TASK DIRECTIONS:
Count every line that has the word "Registry". Give the number, without anything more.

Source data:
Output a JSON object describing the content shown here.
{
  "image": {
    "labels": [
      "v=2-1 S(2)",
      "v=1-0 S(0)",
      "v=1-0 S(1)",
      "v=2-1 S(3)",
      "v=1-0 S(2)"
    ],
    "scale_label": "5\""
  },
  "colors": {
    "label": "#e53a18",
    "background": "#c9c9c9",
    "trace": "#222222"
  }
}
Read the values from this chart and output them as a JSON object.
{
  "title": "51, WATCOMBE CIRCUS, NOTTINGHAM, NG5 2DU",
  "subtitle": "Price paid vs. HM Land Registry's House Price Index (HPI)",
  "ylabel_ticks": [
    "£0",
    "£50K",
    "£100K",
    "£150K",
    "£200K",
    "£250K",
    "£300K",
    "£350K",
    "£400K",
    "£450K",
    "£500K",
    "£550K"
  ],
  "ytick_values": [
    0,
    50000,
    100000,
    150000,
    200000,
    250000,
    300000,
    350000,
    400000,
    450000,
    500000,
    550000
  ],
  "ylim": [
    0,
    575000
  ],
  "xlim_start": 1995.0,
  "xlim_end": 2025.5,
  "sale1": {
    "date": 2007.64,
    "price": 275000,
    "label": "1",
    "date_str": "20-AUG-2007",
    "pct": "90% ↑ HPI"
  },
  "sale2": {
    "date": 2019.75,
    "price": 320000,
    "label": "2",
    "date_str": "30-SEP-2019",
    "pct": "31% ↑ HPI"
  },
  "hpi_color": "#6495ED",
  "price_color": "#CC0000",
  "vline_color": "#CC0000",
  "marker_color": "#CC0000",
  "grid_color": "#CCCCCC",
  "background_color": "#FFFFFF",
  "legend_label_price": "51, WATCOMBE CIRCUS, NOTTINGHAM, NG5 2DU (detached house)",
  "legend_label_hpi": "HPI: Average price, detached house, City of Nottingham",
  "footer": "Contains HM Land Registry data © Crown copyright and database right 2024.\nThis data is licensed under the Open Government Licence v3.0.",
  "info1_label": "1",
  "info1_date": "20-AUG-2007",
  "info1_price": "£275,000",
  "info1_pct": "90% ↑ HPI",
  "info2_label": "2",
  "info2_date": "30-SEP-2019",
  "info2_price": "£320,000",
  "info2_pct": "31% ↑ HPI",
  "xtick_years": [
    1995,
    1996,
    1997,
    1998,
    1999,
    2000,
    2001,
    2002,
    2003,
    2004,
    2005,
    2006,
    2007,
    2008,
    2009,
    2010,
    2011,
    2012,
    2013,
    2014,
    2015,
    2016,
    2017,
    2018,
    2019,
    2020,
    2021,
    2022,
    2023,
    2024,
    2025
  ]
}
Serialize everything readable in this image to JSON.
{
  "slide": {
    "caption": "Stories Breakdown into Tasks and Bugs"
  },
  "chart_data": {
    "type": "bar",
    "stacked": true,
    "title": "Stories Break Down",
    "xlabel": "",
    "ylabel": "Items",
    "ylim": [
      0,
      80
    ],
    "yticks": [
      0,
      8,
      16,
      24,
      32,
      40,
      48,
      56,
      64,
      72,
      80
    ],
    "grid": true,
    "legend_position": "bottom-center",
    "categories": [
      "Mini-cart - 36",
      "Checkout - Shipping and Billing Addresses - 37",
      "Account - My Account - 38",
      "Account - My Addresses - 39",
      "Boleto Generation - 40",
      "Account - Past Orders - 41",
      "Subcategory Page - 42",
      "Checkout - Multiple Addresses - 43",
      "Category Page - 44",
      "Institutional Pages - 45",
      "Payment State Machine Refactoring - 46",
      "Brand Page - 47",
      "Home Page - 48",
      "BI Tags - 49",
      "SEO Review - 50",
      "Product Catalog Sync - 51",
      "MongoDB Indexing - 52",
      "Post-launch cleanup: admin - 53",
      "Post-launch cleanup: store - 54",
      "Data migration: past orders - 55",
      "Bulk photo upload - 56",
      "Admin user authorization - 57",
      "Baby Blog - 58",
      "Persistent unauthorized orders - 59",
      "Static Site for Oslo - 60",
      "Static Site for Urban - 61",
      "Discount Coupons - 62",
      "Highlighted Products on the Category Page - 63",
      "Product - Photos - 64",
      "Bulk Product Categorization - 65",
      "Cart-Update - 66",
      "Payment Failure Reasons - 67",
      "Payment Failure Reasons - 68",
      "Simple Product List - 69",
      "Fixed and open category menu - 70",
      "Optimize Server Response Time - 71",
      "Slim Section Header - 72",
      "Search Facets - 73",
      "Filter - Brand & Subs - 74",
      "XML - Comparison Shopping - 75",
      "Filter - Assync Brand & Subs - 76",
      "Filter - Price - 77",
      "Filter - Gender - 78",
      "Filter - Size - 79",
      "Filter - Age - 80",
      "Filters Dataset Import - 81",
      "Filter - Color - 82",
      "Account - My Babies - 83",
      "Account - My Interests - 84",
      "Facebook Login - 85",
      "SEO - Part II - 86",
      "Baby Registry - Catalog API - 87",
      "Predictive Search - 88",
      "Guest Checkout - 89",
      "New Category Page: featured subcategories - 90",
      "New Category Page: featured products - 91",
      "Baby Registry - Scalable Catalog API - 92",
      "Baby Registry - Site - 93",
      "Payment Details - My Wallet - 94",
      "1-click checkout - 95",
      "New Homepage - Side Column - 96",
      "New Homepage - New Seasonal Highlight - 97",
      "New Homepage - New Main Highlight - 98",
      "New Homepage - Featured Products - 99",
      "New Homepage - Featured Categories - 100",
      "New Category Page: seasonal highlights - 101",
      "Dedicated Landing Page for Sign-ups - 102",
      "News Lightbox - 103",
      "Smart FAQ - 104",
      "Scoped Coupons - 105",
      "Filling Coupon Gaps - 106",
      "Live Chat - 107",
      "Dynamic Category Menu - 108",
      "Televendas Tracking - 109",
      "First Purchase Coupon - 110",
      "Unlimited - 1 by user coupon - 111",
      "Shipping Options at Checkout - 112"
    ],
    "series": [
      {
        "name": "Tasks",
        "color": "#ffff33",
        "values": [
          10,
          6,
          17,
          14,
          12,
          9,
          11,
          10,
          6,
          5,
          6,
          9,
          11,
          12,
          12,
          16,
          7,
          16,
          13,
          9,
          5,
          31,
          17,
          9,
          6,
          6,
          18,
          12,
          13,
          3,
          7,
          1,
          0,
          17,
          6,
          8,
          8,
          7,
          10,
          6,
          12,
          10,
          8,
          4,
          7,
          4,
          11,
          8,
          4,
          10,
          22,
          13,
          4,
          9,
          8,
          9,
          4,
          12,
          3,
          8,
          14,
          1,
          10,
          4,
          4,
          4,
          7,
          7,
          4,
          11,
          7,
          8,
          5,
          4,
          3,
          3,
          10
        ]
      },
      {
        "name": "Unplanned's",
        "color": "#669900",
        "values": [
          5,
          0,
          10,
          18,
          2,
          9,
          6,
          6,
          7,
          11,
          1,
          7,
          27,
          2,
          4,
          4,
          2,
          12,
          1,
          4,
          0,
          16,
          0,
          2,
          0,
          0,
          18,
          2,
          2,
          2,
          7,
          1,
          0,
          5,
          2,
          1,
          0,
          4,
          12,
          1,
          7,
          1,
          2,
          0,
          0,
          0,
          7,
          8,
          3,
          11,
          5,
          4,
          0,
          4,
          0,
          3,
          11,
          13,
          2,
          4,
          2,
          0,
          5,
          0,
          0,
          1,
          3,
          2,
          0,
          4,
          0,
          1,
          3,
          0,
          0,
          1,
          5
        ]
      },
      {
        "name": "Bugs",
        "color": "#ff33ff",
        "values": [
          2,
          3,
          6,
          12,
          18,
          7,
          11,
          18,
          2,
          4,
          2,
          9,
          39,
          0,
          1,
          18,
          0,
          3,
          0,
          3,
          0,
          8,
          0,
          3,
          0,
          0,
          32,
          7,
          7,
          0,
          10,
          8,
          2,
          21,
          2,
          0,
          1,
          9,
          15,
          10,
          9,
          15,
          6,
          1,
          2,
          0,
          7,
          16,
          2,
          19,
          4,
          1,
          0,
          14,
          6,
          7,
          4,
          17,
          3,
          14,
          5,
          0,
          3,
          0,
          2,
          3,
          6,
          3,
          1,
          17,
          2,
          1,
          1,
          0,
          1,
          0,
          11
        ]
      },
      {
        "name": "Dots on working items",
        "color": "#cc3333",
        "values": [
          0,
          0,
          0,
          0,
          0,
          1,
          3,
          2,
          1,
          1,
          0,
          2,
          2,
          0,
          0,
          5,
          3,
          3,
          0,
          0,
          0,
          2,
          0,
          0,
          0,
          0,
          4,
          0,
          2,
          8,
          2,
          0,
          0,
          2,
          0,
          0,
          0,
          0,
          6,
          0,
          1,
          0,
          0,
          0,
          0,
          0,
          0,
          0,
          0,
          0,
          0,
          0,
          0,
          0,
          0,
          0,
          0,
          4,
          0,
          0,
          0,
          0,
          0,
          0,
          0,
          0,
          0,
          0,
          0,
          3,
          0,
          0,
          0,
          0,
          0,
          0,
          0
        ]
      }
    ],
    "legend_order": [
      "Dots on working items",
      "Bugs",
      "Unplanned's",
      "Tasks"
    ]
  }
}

FULL SOLUTION:
5